+++ Data shown

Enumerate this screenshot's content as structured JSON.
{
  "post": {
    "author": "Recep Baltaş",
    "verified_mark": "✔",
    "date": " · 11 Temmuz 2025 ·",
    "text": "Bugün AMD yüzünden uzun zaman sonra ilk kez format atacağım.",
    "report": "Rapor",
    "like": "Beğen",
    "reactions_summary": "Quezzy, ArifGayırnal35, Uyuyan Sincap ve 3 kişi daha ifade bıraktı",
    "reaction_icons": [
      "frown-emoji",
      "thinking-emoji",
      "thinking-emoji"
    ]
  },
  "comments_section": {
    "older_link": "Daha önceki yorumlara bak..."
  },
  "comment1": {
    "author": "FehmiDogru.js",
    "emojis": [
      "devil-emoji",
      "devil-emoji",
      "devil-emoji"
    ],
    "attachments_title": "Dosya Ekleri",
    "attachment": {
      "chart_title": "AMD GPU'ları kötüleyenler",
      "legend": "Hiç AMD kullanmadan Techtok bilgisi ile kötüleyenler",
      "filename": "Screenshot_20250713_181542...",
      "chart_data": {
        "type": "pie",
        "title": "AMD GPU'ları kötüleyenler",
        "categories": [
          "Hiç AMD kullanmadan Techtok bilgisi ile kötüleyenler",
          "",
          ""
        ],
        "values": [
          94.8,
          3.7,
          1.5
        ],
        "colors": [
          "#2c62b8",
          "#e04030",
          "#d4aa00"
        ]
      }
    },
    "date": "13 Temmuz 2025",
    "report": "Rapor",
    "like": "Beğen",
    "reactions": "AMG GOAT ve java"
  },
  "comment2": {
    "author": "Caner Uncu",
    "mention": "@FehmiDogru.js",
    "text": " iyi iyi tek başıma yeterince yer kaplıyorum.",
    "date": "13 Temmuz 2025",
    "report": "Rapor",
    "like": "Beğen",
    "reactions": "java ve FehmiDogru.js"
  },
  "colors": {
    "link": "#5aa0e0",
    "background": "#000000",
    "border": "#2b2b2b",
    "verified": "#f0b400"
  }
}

++++++

Work to complete:
Quote the entire listing above exactly.

Reply:
Enumerate this screenshot's content as structured JSON.
{
  "post": {
    "author": "Recep Baltaş",
    "verified_mark": "✔",
    "date": " · 11 Temmuz 2025 ·",
    "text": "Bugün AMD yüzünden uzun zaman sonra ilk kez format atacağım.",
    "report": "Rapor",
    "like": "Beğen",
    "reactions_summary": "Quezzy, ArifGayırnal35, Uyuyan Sincap ve 3 kişi daha ifade bıraktı",
    "reaction_icons": [
      "frown-emoji",
      "thinking-emoji",
      "thinking-emoji"
    ]
  },
  "comments_section": {
    "older_link": "Daha önceki yorumlara bak..."
  },
  "comment1": {
    "author": "FehmiDogru.js",
    "emojis": [
      "devil-emoji",
      "devil-emoji",
      "devil-emoji"
    ],
    "attachments_title": "Dosya Ekleri",
    "attachment": {
      "chart_title": "AMD GPU'ları kötüleyenler",
      "legend": "Hiç AMD kullanmadan Techtok bilgisi ile kötüleyenler",
      "filename": "Screenshot_20250713_181542...",
      "chart_data": {
        "type": "pie",
        "title": "AMD GPU'ları kötüleyenler",
        "categories": [
          "Hiç AMD kullanmadan Techtok bilgisi ile kötüleyenler",
          "",
          ""
        ],
        "values": [
          94.8,
          3.7,
          1.5
        ],
        "colors": [
          "#2c62b8",
          "#e04030",
          "#d4aa00"
        ]
      }
    },
    "date": "13 Temmuz 2025",
    "report": "Rapor",
    "like": "Beğen",
    "reactions": "AMG GOAT ve java"
  },
  "comment2": {
    "author": "Caner Uncu",
    "mention": "@FehmiDogru.js",
    "text": " iyi iyi tek başıma yeterince yer kaplıyorum.",
    "date": "13 Temmuz 2025",
    "report": "Rapor",
    "like": "Beğen",
    "reactions": "java ve FehmiDogru.js"
  },
  "colors": {
    "link": "#5aa0e0",
    "background": "#000000",
    "border": "#2b2b2b",
    "verified": "#f0b400"
  }
}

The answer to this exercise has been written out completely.